** Start **
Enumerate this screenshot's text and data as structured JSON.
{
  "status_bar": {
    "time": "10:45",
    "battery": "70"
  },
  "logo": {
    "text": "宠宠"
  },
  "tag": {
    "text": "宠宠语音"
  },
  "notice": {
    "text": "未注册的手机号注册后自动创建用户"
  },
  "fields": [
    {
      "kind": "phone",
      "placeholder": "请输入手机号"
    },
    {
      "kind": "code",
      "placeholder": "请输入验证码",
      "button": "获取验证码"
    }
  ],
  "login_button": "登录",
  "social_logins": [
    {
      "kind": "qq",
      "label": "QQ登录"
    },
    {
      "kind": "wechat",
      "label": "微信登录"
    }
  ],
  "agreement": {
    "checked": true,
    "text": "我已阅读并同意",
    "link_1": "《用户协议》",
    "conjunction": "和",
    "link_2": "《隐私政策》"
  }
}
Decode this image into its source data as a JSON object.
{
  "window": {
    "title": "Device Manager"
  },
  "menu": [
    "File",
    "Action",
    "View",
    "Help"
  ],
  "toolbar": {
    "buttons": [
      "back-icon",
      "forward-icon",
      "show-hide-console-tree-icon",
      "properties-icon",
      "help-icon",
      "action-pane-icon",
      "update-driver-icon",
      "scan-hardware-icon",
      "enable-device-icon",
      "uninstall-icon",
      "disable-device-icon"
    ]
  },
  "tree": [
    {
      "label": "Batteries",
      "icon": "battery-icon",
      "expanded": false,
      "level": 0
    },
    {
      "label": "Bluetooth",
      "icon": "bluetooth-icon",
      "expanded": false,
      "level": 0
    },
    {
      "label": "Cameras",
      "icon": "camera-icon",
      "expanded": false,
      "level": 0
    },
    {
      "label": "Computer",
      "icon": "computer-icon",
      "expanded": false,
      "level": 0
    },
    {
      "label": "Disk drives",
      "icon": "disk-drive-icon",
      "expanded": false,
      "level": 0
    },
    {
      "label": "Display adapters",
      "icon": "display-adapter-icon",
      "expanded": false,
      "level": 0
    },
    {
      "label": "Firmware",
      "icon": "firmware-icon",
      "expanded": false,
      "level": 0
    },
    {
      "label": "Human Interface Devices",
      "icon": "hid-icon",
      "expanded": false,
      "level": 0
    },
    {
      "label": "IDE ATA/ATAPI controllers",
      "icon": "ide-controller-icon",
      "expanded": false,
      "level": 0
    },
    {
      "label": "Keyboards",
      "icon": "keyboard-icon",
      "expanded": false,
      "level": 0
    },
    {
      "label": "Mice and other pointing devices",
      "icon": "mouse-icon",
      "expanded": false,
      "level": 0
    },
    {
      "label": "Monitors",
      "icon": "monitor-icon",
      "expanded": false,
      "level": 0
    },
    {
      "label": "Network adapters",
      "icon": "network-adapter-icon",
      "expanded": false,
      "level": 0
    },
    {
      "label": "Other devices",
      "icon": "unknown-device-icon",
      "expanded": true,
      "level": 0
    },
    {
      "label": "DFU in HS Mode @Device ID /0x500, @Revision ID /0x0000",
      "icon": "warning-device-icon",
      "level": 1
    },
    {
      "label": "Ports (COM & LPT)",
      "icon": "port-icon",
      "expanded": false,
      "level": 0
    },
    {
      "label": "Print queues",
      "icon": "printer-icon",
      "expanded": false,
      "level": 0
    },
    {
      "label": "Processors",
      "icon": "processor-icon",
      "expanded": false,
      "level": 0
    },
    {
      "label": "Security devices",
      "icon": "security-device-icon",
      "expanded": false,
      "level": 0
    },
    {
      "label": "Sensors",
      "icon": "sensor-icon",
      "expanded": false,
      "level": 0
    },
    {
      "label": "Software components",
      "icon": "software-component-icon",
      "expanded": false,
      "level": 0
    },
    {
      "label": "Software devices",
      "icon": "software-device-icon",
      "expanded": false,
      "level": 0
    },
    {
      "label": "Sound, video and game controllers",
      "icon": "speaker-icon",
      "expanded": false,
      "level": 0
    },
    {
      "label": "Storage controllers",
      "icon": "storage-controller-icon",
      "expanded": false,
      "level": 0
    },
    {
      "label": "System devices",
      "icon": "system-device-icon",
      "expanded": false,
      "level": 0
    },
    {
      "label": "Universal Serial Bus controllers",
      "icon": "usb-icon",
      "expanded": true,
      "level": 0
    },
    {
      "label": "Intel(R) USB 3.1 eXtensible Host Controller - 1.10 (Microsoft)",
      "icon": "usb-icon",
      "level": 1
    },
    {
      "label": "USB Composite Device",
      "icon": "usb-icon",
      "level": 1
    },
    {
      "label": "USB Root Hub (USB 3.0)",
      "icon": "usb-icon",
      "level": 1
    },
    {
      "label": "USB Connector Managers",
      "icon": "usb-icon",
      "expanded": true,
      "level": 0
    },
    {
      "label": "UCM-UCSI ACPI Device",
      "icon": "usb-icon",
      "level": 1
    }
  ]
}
** End **
• _Your instructions_:
Transcribe each entry precisely, missing none.

• _Exercise solution_:
Enumerate this screenshot's text and data as structured JSON.
{
  "status_bar": {
    "time": "10:45",
    "battery": "70"
  },
  "logo": {
    "text": "宠宠"
  },
  "tag": {
    "text": "宠宠语音"
  },
  "notice": {
    "text": "未注册的手机号注册后自动创建用户"
  },
  "fields": [
    {
      "kind": "phone",
      "placeholder": "请输入手机号"
    },
    {
      "kind": "code",
      "placeholder": "请输入验证码",
      "button": "获取验证码"
    }
  ],
  "login_button": "登录",
  "social_logins": [
    {
      "kind": "qq",
      "label": "QQ登录"
    },
    {
      "kind": "wechat",
      "label": "微信登录"
    }
  ],
  "agreement": {
    "checked": true,
    "text": "我已阅读并同意",
    "link_1": "《用户协议》",
    "conjunction": "和",
    "link_2": "《隐私政策》"
  }
}
Decode this image into its source data as a JSON object.
{
  "window": {
    "title": "Device Manager"
  },
  "menu": [
    "File",
    "Action",
    "View",
    "Help"
  ],
  "toolbar": {
    "buttons": [
      "back-icon",
      "forward-icon",
      "show-hide-console-tree-icon",
      "properties-icon",
      "help-icon",
      "action-pane-icon",
      "update-driver-icon",
      "scan-hardware-icon",
      "enable-device-icon",
      "uninstall-icon",
      "disable-device-icon"
    ]
  },
  "tree": [
    {
      "label": "Batteries",
      "icon": "battery-icon",
      "expanded": false,
      "level": 0
    },
    {
      "label": "Bluetooth",
      "icon": "bluetooth-icon",
      "expanded": false,
      "level": 0
    },
    {
      "label": "Cameras",
      "icon": "camera-icon",
      "expanded": false,
      "level": 0
    },
    {
      "label": "Computer",
      "icon": "computer-icon",
      "expanded": false,
      "level": 0
    },
    {
      "label": "Disk drives",
      "icon": "disk-drive-icon",
      "expanded": false,
      "level": 0
    },
    {
      "label": "Display adapters",
      "icon": "display-adapter-icon",
      "expanded": false,
      "level": 0
    },
    {
      "label": "Firmware",
      "icon": "firmware-icon",
      "expanded": false,
      "level": 0
    },
    {
      "label": "Human Interface Devices",
      "icon": "hid-icon",
      "expanded": false,
      "level": 0
    },
    {
      "label": "IDE ATA/ATAPI controllers",
      "icon": "ide-controller-icon",
      "expanded": false,
      "level": 0
    },
    {
      "label": "Keyboards",
      "icon": "keyboard-icon",
      "expanded": false,
      "level": 0
    },
    {
      "label": "Mice and other pointing devices",
      "icon": "mouse-icon",
      "expanded": false,
      "level": 0
    },
    {
      "label": "Monitors",
      "icon": "monitor-icon",
      "expanded": false,
      "level": 0
    },
    {
      "label": "Network adapters",
      "icon": "network-adapter-icon",
      "expanded": false,
      "level": 0
    },
    {
      "label": "Other devices",
      "icon": "unknown-device-icon",
      "expanded": true,
      "level": 0
    },
    {
      "label": "DFU in HS Mode @Device ID /0x500, @Revision ID /0x0000",
      "icon": "warning-device-icon",
      "level": 1
    },
    {
      "label": "Ports (COM & LPT)",
      "icon": "port-icon",
      "expanded": false,
      "level": 0
    },
    {
      "label": "Print queues",
      "icon": "printer-icon",
      "expanded": false,
      "level": 0
    },
    {
      "label": "Processors",
      "icon": "processor-icon",
      "expanded": false,
      "level": 0
    },
    {
      "label": "Security devices",
      "icon": "security-device-icon",
      "expanded": false,
      "level": 0
    },
    {
      "label": "Sensors",
      "icon": "sensor-icon",
      "expanded": false,
      "level": 0
    },
    {
      "label": "Software components",
      "icon": "software-component-icon",
      "expanded": false,
      "level": 0
    },
    {
      "label": "Software devices",
      "icon": "software-device-icon",
      "expanded": false,
      "level": 0
    },
    {
      "label": "Sound, video and game controllers",
      "icon": "speaker-icon",
      "expanded": false,
      "level": 0
    },
    {
      "label": "Storage controllers",
      "icon": "storage-controller-icon",
      "expanded": false,
      "level": 0
    },
    {
      "label": "System devices",
      "icon": "system-device-icon",
      "expanded": false,
      "level": 0
    },
    {
      "label": "Universal Serial Bus controllers",
      "icon": "usb-icon",
      "expanded": true,
      "level": 0
    },
    {
      "label": "Intel(R) USB 3.1 eXtensible Host Controller - 1.10 (Microsoft)",
      "icon": "usb-icon",
      "level": 1
    },
    {
      "label": "USB Composite Device",
      "icon": "usb-icon",
      "level": 1
    },
    {
      "label": "USB Root Hub (USB 3.0)",
      "icon": "usb-icon",
      "level": 1
    },
    {
      "label": "USB Connector Managers",
      "icon": "usb-icon",
      "expanded": true,
      "level": 0
    },
    {
      "label": "UCM-UCSI ACPI Device",
      "icon": "usb-icon",
      "level": 1
    }
  ]
}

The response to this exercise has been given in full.